# Start of Data lines
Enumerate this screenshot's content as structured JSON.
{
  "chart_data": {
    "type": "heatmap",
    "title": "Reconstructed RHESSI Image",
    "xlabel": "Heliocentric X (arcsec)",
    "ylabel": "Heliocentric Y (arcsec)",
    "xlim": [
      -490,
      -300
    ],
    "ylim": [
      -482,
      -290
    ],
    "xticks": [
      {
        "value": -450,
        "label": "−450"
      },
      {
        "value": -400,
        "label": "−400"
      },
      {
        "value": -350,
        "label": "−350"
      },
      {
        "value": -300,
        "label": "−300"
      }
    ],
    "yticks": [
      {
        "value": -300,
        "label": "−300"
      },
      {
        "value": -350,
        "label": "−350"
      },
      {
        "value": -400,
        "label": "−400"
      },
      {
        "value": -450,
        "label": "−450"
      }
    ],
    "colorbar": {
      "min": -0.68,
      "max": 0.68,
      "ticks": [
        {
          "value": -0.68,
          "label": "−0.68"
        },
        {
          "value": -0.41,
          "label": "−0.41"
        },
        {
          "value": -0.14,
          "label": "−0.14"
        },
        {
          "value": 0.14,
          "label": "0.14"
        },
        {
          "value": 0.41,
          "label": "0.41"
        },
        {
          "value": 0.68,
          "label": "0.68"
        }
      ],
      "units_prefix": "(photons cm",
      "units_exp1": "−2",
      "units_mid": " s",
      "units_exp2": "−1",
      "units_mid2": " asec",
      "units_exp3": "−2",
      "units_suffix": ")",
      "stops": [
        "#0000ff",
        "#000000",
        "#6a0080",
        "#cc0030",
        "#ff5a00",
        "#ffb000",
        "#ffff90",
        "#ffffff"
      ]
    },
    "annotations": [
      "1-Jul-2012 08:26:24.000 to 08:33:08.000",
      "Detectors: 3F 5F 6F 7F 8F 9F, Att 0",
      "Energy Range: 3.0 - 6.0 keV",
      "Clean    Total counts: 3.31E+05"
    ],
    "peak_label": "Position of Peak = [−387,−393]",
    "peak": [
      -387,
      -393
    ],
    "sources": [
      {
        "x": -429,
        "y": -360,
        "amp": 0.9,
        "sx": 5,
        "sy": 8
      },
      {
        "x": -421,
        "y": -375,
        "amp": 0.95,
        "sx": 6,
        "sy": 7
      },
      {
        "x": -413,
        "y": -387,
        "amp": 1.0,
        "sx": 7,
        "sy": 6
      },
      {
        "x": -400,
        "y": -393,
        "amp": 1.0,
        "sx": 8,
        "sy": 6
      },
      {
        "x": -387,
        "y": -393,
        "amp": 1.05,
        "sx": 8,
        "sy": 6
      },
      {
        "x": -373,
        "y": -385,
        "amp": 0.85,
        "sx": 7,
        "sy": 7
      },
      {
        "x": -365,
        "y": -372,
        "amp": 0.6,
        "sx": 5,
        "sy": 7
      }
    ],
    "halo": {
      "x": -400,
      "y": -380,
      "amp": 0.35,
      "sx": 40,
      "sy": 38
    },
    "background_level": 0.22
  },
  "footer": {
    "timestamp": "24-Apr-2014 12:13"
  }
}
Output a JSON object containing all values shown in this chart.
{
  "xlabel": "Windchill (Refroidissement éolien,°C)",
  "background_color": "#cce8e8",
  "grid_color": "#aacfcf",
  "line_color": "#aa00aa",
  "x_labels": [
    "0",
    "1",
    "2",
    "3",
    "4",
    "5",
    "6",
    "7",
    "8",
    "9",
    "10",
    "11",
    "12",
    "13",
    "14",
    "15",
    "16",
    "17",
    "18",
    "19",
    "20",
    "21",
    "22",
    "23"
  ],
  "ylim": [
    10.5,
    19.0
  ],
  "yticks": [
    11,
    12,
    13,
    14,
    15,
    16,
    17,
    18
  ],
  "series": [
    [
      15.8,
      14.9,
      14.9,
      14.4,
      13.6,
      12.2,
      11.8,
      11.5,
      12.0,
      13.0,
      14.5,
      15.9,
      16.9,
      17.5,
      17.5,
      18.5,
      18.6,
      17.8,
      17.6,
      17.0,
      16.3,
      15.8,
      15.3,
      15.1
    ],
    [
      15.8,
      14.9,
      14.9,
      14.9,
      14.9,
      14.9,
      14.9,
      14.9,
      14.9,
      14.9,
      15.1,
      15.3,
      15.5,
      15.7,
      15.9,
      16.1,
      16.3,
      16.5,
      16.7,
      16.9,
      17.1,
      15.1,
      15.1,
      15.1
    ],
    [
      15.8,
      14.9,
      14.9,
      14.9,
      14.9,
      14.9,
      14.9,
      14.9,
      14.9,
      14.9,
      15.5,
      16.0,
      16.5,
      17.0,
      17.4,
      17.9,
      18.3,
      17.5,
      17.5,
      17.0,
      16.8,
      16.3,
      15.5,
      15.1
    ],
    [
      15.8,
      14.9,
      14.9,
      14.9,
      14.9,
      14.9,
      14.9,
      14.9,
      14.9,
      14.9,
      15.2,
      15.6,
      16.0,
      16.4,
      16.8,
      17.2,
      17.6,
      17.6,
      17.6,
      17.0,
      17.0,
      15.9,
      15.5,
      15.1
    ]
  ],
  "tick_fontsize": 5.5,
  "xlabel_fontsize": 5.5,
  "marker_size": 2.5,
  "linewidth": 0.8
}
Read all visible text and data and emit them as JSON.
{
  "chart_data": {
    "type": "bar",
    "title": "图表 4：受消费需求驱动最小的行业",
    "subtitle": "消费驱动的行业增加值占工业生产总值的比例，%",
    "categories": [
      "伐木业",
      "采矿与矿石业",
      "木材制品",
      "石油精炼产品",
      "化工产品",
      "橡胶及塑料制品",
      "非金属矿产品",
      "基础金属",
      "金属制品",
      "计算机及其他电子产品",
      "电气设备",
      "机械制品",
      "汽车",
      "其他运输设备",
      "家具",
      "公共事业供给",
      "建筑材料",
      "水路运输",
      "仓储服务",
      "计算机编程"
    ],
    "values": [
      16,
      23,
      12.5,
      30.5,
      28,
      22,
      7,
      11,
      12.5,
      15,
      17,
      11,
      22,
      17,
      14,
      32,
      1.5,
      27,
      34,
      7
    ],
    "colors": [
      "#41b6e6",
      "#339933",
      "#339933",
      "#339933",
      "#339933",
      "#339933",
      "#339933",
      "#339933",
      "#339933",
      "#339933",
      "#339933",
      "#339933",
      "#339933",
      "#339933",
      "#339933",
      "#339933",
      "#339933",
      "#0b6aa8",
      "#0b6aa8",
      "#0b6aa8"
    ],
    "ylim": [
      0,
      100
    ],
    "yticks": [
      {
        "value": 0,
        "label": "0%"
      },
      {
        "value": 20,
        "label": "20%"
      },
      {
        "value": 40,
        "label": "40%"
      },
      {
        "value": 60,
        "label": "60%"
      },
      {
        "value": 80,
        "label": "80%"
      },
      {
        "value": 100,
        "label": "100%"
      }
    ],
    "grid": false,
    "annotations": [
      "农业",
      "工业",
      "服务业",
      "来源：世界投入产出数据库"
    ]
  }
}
# End of Data lines
◆ Direction ◆
Filter the entries and copy out every line with the word "Heliocentric".

◆ Correct output ◆
    "xlabel": "Heliocentric X (arcsec)",
    "ylabel": "Heliocentric Y (arcsec)",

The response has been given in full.